§ Stored rows

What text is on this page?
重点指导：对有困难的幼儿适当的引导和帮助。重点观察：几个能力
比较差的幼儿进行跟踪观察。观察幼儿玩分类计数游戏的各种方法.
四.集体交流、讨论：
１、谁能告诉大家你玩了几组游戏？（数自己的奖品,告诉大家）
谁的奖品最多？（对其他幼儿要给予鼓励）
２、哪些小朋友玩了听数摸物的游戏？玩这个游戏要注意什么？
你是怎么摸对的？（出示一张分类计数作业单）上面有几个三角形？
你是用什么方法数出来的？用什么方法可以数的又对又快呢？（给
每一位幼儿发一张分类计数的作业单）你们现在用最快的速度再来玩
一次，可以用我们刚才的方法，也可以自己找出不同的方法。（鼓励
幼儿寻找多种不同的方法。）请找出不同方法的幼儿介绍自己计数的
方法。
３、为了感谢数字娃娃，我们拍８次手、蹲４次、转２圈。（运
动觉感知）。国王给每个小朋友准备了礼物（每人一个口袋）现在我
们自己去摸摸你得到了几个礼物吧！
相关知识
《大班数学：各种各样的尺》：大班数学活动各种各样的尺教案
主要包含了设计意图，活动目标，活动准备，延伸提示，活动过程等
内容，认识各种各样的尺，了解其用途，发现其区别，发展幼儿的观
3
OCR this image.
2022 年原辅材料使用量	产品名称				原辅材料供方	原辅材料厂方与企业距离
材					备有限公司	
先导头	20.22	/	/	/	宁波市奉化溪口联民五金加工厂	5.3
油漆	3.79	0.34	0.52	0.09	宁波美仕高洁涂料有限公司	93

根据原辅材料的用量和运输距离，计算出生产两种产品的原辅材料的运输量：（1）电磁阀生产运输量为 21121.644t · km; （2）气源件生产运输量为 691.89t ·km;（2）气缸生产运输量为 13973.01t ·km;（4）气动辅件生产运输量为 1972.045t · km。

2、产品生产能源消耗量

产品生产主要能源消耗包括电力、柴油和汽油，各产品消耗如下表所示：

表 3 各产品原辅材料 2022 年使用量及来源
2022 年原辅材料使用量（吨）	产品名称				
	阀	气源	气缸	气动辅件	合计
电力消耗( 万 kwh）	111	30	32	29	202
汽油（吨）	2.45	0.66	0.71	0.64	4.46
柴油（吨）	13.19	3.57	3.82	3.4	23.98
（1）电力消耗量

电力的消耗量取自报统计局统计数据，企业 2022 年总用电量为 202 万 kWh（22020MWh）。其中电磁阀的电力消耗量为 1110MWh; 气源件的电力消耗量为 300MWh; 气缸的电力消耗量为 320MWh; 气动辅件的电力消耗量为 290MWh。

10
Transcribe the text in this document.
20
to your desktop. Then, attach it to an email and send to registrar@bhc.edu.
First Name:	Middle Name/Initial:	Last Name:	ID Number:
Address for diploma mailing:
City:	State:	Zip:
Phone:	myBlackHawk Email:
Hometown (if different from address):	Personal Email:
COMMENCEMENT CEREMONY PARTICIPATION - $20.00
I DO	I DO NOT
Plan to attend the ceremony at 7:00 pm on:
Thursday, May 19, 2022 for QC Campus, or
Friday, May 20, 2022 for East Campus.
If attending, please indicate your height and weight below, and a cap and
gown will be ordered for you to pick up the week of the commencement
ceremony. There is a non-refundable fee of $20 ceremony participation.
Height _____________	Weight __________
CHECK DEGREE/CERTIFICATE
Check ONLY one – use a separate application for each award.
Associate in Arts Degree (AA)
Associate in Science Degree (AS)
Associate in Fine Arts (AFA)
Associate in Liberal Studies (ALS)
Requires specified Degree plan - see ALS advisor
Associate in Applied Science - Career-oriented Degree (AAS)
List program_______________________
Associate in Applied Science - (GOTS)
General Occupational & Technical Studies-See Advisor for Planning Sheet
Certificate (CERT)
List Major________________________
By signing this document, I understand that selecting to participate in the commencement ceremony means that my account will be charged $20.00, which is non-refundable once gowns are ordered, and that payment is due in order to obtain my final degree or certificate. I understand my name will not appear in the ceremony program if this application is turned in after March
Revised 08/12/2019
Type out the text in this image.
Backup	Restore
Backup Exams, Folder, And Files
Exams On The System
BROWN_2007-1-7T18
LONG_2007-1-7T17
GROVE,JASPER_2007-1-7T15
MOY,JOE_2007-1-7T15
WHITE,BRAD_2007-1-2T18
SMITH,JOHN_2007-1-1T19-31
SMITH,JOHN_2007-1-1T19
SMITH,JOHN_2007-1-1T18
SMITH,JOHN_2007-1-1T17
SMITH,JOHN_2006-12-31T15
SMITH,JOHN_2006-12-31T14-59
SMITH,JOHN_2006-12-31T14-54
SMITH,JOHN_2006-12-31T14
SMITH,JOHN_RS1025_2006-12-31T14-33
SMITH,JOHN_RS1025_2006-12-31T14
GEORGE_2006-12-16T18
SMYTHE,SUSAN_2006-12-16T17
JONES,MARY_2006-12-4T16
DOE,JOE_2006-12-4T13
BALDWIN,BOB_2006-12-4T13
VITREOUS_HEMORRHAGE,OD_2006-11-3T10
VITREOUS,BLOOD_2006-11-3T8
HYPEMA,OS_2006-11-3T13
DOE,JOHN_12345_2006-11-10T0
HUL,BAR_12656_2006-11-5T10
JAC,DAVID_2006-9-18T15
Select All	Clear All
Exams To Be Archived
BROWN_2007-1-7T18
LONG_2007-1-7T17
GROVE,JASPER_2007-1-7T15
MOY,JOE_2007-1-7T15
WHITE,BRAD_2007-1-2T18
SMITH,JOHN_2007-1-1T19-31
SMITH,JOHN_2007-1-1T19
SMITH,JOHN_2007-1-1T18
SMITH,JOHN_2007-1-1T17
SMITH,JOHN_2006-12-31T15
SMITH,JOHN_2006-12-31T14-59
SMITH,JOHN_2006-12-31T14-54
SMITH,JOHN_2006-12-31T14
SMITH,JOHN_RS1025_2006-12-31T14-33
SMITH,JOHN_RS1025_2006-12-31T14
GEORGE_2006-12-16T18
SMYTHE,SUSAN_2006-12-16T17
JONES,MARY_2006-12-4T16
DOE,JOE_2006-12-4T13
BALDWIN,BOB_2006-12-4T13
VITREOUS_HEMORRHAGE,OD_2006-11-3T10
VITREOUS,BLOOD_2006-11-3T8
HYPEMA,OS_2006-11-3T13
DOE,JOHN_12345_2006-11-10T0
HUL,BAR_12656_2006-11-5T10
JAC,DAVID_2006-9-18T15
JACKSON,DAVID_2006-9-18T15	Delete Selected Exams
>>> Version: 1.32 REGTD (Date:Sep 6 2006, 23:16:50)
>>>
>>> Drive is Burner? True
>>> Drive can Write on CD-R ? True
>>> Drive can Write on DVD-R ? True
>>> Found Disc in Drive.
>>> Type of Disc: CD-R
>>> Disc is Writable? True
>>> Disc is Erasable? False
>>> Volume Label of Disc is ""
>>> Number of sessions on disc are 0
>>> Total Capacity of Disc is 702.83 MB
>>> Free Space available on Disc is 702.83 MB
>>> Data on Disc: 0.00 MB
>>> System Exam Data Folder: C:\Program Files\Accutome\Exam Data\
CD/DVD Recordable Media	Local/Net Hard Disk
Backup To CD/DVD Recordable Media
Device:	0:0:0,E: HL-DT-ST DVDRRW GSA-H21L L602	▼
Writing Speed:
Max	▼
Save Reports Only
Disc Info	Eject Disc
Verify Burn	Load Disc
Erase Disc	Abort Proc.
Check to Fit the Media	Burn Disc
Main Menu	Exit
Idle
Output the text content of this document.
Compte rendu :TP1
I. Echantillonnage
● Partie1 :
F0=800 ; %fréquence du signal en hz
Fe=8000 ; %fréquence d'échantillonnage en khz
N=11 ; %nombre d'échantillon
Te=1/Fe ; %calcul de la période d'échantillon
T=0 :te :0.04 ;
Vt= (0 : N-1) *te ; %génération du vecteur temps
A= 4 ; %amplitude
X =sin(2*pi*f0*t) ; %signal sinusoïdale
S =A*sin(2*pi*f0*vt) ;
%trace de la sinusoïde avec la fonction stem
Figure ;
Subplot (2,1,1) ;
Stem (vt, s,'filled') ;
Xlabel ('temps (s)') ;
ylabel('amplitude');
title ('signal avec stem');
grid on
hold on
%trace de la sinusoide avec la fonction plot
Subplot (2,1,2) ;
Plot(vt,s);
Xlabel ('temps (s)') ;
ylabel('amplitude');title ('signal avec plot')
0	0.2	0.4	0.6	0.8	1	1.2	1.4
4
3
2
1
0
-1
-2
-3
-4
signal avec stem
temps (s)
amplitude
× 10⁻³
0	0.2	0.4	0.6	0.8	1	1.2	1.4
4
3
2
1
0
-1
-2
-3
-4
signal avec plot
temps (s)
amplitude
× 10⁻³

§ Given instruction
Report the number of lines of the listing above that hold the string "image", with no other text.

§ Problem solution
2